##### Given information #####

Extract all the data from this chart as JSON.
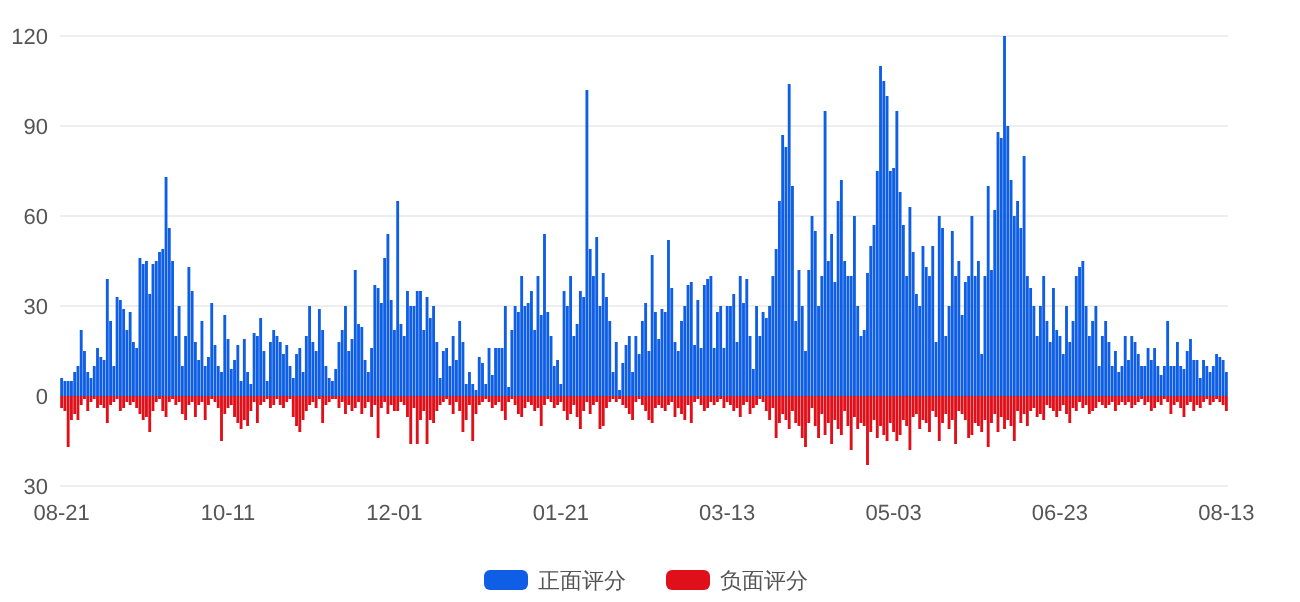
{
  "chart_data": {
    "type": "bar",
    "grid": "y",
    "legend": "bottom",
    "ylim": [
      -30,
      120
    ],
    "yticks": [
      {
        "value": -30,
        "label": "30"
      },
      0,
      30,
      60,
      90,
      120
    ],
    "categories": [
      "08-21",
      null,
      null,
      null,
      null,
      null,
      null,
      null,
      null,
      null,
      null,
      null,
      null,
      null,
      null,
      null,
      null,
      null,
      null,
      null,
      null,
      null,
      null,
      null,
      null,
      null,
      null,
      null,
      null,
      null,
      null,
      null,
      null,
      null,
      null,
      null,
      null,
      null,
      null,
      null,
      null,
      null,
      null,
      null,
      null,
      null,
      null,
      null,
      null,
      null,
      null,
      "10-11",
      null,
      null,
      null,
      null,
      null,
      null,
      null,
      null,
      null,
      null,
      null,
      null,
      null,
      null,
      null,
      null,
      null,
      null,
      null,
      null,
      null,
      null,
      null,
      null,
      null,
      null,
      null,
      null,
      null,
      null,
      null,
      null,
      null,
      null,
      null,
      null,
      null,
      null,
      null,
      null,
      null,
      null,
      null,
      null,
      null,
      null,
      null,
      null,
      null,
      null,
      "12-01",
      null,
      null,
      null,
      null,
      null,
      null,
      null,
      null,
      null,
      null,
      null,
      null,
      null,
      null,
      null,
      null,
      null,
      null,
      null,
      null,
      null,
      null,
      null,
      null,
      null,
      null,
      null,
      null,
      null,
      null,
      null,
      null,
      null,
      null,
      null,
      null,
      null,
      null,
      null,
      null,
      null,
      null,
      null,
      null,
      null,
      null,
      null,
      null,
      null,
      null,
      "01-21",
      null,
      null,
      null,
      null,
      null,
      null,
      null,
      null,
      null,
      null,
      null,
      null,
      null,
      null,
      null,
      null,
      null,
      null,
      null,
      null,
      null,
      null,
      null,
      null,
      null,
      null,
      null,
      null,
      null,
      null,
      null,
      null,
      null,
      null,
      null,
      null,
      null,
      null,
      null,
      null,
      null,
      null,
      null,
      null,
      null,
      null,
      null,
      null,
      null,
      null,
      "03-13",
      null,
      null,
      null,
      null,
      null,
      null,
      null,
      null,
      null,
      null,
      null,
      null,
      null,
      null,
      null,
      null,
      null,
      null,
      null,
      null,
      null,
      null,
      null,
      null,
      null,
      null,
      null,
      null,
      null,
      null,
      null,
      null,
      null,
      null,
      null,
      null,
      null,
      null,
      null,
      null,
      null,
      null,
      null,
      null,
      null,
      null,
      null,
      null,
      null,
      null,
      "05-03",
      null,
      null,
      null,
      null,
      null,
      null,
      null,
      null,
      null,
      null,
      null,
      null,
      null,
      null,
      null,
      null,
      null,
      null,
      null,
      null,
      null,
      null,
      null,
      null,
      null,
      null,
      null,
      null,
      null,
      null,
      null,
      null,
      null,
      null,
      null,
      null,
      null,
      null,
      null,
      null,
      null,
      null,
      null,
      null,
      null,
      null,
      null,
      null,
      null,
      null,
      "06-23",
      null,
      null,
      null,
      null,
      null,
      null,
      null,
      null,
      null,
      null,
      null,
      null,
      null,
      null,
      null,
      null,
      null,
      null,
      null,
      null,
      null,
      null,
      null,
      null,
      null,
      null,
      null,
      null,
      null,
      null,
      null,
      null,
      null,
      null,
      null,
      null,
      null,
      null,
      null,
      null,
      null,
      null,
      null,
      null,
      null,
      null,
      null,
      null,
      null,
      null,
      "08-13"
    ],
    "series": [
      {
        "name": "正面评分",
        "color": "#0f5fe6",
        "values": [
          6,
          5,
          5,
          5,
          8,
          10,
          22,
          15,
          8,
          6,
          10,
          16,
          13,
          12,
          39,
          25,
          10,
          33,
          32,
          29,
          22,
          28,
          18,
          16,
          46,
          44,
          45,
          34,
          44,
          45,
          48,
          49,
          73,
          56,
          45,
          20,
          30,
          10,
          20,
          43,
          35,
          18,
          12,
          25,
          10,
          13,
          31,
          17,
          10,
          8,
          27,
          19,
          9,
          12,
          17,
          5,
          19,
          8,
          4,
          21,
          20,
          26,
          15,
          5,
          18,
          22,
          20,
          18,
          14,
          17,
          10,
          6,
          14,
          16,
          8,
          20,
          30,
          18,
          15,
          29,
          22,
          10,
          6,
          5,
          9,
          18,
          22,
          30,
          15,
          19,
          42,
          24,
          23,
          12,
          8,
          16,
          37,
          36,
          31,
          46,
          54,
          32,
          22,
          65,
          24,
          20,
          35,
          30,
          30,
          35,
          35,
          22,
          33,
          26,
          30,
          18,
          6,
          15,
          16,
          10,
          20,
          12,
          25,
          18,
          4,
          8,
          4,
          2,
          13,
          11,
          4,
          16,
          7,
          16,
          16,
          16,
          30,
          3,
          22,
          30,
          28,
          40,
          30,
          31,
          35,
          22,
          40,
          27,
          54,
          28,
          20,
          10,
          12,
          4,
          35,
          30,
          40,
          20,
          24,
          35,
          33,
          102,
          49,
          40,
          53,
          30,
          41,
          33,
          25,
          8,
          18,
          2,
          11,
          17,
          20,
          8,
          20,
          14,
          25,
          31,
          15,
          47,
          28,
          19,
          29,
          28,
          52,
          36,
          18,
          15,
          25,
          30,
          37,
          38,
          17,
          32,
          16,
          37,
          39,
          40,
          16,
          28,
          30,
          16,
          30,
          30,
          34,
          18,
          40,
          31,
          39,
          20,
          9,
          30,
          20,
          28,
          26,
          30,
          40,
          49,
          65,
          87,
          83,
          104,
          70,
          25,
          42,
          30,
          15,
          42,
          60,
          55,
          30,
          40,
          95,
          45,
          54,
          38,
          65,
          72,
          45,
          40,
          40,
          60,
          30,
          20,
          22,
          41,
          50,
          57,
          75,
          110,
          105,
          100,
          75,
          76,
          95,
          68,
          57,
          40,
          63,
          48,
          34,
          30,
          50,
          43,
          40,
          50,
          18,
          60,
          56,
          20,
          30,
          55,
          40,
          45,
          27,
          38,
          40,
          60,
          40,
          45,
          14,
          40,
          70,
          42,
          62,
          88,
          86,
          120,
          90,
          72,
          60,
          65,
          56,
          80,
          40,
          36,
          30,
          20,
          30,
          40,
          25,
          18,
          36,
          22,
          20,
          14,
          30,
          18,
          25,
          40,
          43,
          45,
          30,
          20,
          25,
          30,
          10,
          20,
          25,
          18,
          10,
          15,
          8,
          10,
          20,
          12,
          20,
          18,
          14,
          10,
          10,
          16,
          12,
          16,
          10,
          7,
          10,
          25,
          10,
          10,
          18,
          10,
          9,
          15,
          19,
          12,
          12,
          6,
          12,
          10,
          8,
          10,
          14,
          13,
          12,
          8
        ]
      },
      {
        "name": "负面评分",
        "color": "#e0101a",
        "values": [
          -4,
          -5,
          -17,
          -8,
          -6,
          -8,
          -3,
          -1,
          -5,
          -2,
          -1,
          -4,
          -3,
          -4,
          -9,
          -3,
          -2,
          -1,
          -5,
          -4,
          -2,
          -3,
          -2,
          -4,
          -6,
          -8,
          -7,
          -12,
          -5,
          -2,
          -1,
          -5,
          -7,
          -2,
          -1,
          -3,
          -2,
          -6,
          -8,
          -3,
          -2,
          -7,
          -3,
          -2,
          -8,
          -3,
          -1,
          -2,
          -4,
          -15,
          -6,
          -4,
          -3,
          -7,
          -9,
          -11,
          -8,
          -10,
          -5,
          -2,
          -9,
          -3,
          -2,
          -1,
          -4,
          -3,
          -1,
          -3,
          -4,
          -2,
          -1,
          -7,
          -10,
          -12,
          -8,
          -5,
          -3,
          -2,
          -4,
          -1,
          -9,
          -3,
          -2,
          -1,
          -1,
          -4,
          -2,
          -6,
          -3,
          -5,
          -4,
          -2,
          -6,
          -4,
          -2,
          -7,
          -3,
          -14,
          -4,
          -2,
          -6,
          -3,
          -5,
          -5,
          -2,
          -3,
          -7,
          -16,
          -4,
          -16,
          -8,
          -5,
          -16,
          -8,
          -9,
          -5,
          -3,
          -2,
          -1,
          -3,
          -6,
          -2,
          -5,
          -12,
          -8,
          -3,
          -15,
          -6,
          -3,
          -2,
          -1,
          -2,
          -4,
          -3,
          -2,
          -5,
          -8,
          -2,
          -1,
          -3,
          -6,
          -7,
          -4,
          -2,
          -3,
          -5,
          -4,
          -10,
          -3,
          -1,
          -2,
          -4,
          -3,
          -2,
          -5,
          -8,
          -6,
          -3,
          -7,
          -11,
          -5,
          -2,
          -6,
          -3,
          -2,
          -11,
          -10,
          -4,
          -2,
          -1,
          -2,
          -1,
          -3,
          -4,
          -6,
          -8,
          -2,
          -1,
          -3,
          -5,
          -8,
          -9,
          -4,
          -3,
          -4,
          -5,
          -3,
          -2,
          -7,
          -4,
          -6,
          -8,
          -3,
          -9,
          -2,
          -1,
          -3,
          -5,
          -4,
          -2,
          -3,
          -2,
          -1,
          -4,
          -2,
          -3,
          -5,
          -4,
          -7,
          -3,
          -2,
          -6,
          -4,
          -3,
          -1,
          -2,
          -5,
          -8,
          -4,
          -14,
          -9,
          -6,
          -8,
          -11,
          -5,
          -9,
          -10,
          -14,
          -17,
          -9,
          -4,
          -10,
          -14,
          -6,
          -13,
          -9,
          -16,
          -8,
          -11,
          -13,
          -5,
          -10,
          -18,
          -7,
          -11,
          -9,
          -10,
          -23,
          -12,
          -8,
          -14,
          -10,
          -13,
          -15,
          -9,
          -12,
          -15,
          -13,
          -8,
          -10,
          -18,
          -7,
          -6,
          -11,
          -8,
          -9,
          -12,
          -5,
          -7,
          -15,
          -9,
          -6,
          -11,
          -8,
          -16,
          -5,
          -6,
          -8,
          -14,
          -13,
          -9,
          -10,
          -12,
          -8,
          -17,
          -9,
          -6,
          -12,
          -7,
          -11,
          -8,
          -10,
          -15,
          -5,
          -9,
          -6,
          -10,
          -5,
          -4,
          -7,
          -6,
          -8,
          -3,
          -4,
          -5,
          -7,
          -5,
          -3,
          -6,
          -9,
          -4,
          -5,
          -2,
          -4,
          -3,
          -6,
          -5,
          -4,
          -2,
          -3,
          -4,
          -3,
          -2,
          -5,
          -3,
          -2,
          -3,
          -2,
          -4,
          -3,
          -2,
          -1,
          -3,
          -2,
          -5,
          -4,
          -2,
          -3,
          -1,
          -2,
          -6,
          -3,
          -2,
          -4,
          -7,
          -3,
          -2,
          -5,
          -3,
          -4,
          -2,
          -1,
          -3,
          -2,
          -1,
          -2,
          -3,
          -5
        ]
      }
    ]
  }
}
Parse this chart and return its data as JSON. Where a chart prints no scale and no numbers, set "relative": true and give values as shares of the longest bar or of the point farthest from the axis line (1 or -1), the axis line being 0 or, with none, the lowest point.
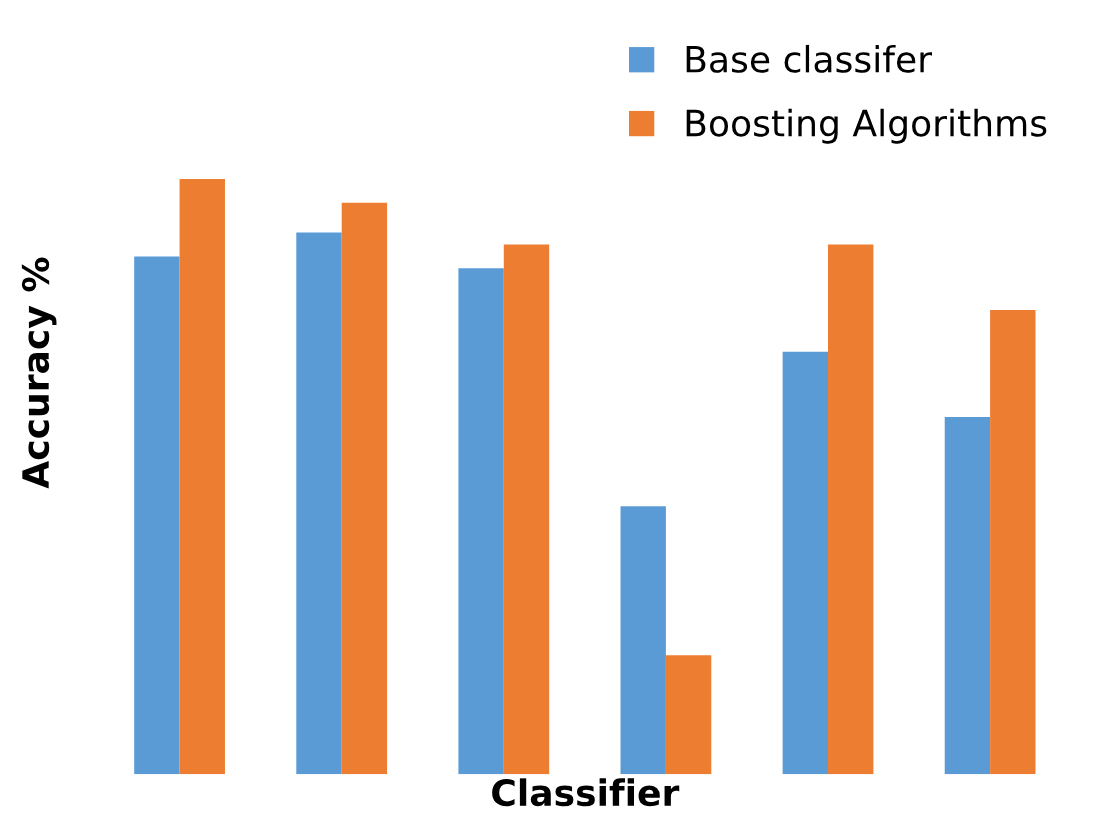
{
  "chart_data": {
    "type": "bar",
    "relative": true,
    "xlabel": "Classifier",
    "ylabel": "Accuracy %",
    "categories": [
      null,
      null,
      null,
      null,
      null,
      null
    ],
    "series": [
      {
        "name": "Base classifer",
        "color": "#5b9bd5",
        "values": [
          0.87,
          0.91,
          0.85,
          0.45,
          0.71,
          0.6
        ]
      },
      {
        "name": "Boosting Algorithms",
        "color": "#ed7d31",
        "values": [
          1.0,
          0.96,
          0.89,
          0.2,
          0.89,
          0.78
        ]
      }
    ],
    "legend": "top right",
    "grid": false
  }
}
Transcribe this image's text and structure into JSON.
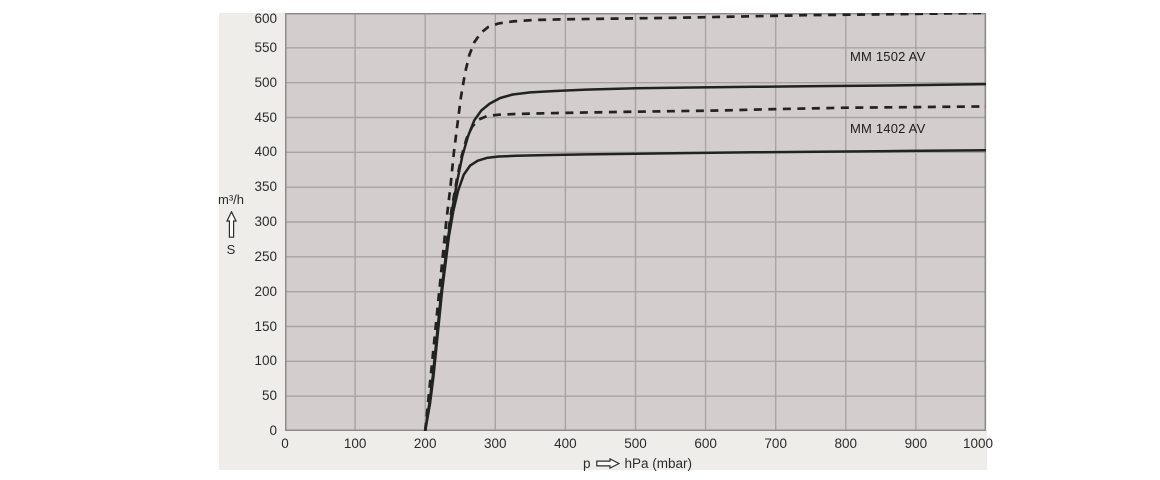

#####

■ Aim: No pictures belong in the copy; quote exactly the lines from the line containing "Parse this chart" through the final line of the material, both ends included.

■ Answer in full:
Parse this chart and return its data as JSON. Where a chart prints no scale and no numbers, set "relative": true and give values as shares of the longest bar or of the point farthest from the axis line (1 or -1), the axis line being 0 or, with none, the lowest point.
{
  "chart_data": {
    "type": "bar",
    "relative": true,
    "xlabel": "Classifier",
    "ylabel": "Accuracy %",
    "categories": [
      null,
      null,
      null,
      null,
      null,
      null
    ],
    "series": [
      {
        "name": "Base classifer",
        "color": "#5b9bd5",
        "values": [
          0.87,
          0.91,
          0.85,
          0.45,
          0.71,
          0.6
        ]
      },
      {
        "name": "Boosting Algorithms",
        "color": "#ed7d31",
        "values": [
          1.0,
          0.96,
          0.89,
          0.2,
          0.89,
          0.78
        ]
      }
    ],
    "legend": "top right",
    "grid": false
  }
}
Transcribe this image's text and structure into JSON.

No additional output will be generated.